Entries provided:
START

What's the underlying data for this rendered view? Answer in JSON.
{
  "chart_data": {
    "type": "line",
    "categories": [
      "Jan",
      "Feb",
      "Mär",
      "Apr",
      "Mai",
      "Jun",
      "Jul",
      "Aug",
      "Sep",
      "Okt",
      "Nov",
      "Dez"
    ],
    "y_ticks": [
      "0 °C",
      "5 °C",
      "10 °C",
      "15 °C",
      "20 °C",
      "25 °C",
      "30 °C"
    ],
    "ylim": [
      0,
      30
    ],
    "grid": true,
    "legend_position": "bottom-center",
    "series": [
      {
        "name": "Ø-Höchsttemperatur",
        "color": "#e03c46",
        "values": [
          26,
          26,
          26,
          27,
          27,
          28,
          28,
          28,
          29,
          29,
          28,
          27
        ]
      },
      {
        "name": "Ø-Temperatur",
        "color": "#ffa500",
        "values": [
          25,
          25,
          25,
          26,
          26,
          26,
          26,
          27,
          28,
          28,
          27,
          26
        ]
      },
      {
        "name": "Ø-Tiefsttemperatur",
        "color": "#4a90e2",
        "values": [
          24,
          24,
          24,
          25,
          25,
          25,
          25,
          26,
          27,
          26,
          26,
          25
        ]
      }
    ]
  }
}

END

Short exercise: Give the listing above again, word for word.

Result for this exercise:
What's the underlying data for this rendered view? Answer in JSON.
{
  "chart_data": {
    "type": "line",
    "categories": [
      "Jan",
      "Feb",
      "Mär",
      "Apr",
      "Mai",
      "Jun",
      "Jul",
      "Aug",
      "Sep",
      "Okt",
      "Nov",
      "Dez"
    ],
    "y_ticks": [
      "0 °C",
      "5 °C",
      "10 °C",
      "15 °C",
      "20 °C",
      "25 °C",
      "30 °C"
    ],
    "ylim": [
      0,
      30
    ],
    "grid": true,
    "legend_position": "bottom-center",
    "series": [
      {
        "name": "Ø-Höchsttemperatur",
        "color": "#e03c46",
        "values": [
          26,
          26,
          26,
          27,
          27,
          28,
          28,
          28,
          29,
          29,
          28,
          27
        ]
      },
      {
        "name": "Ø-Temperatur",
        "color": "#ffa500",
        "values": [
          25,
          25,
          25,
          26,
          26,
          26,
          26,
          27,
          28,
          28,
          27,
          26
        ]
      },
      {
        "name": "Ø-Tiefsttemperatur",
        "color": "#4a90e2",
        "values": [
          24,
          24,
          24,
          25,
          25,
          25,
          25,
          26,
          27,
          26,
          26,
          25
        ]
      }
    ]
  }
}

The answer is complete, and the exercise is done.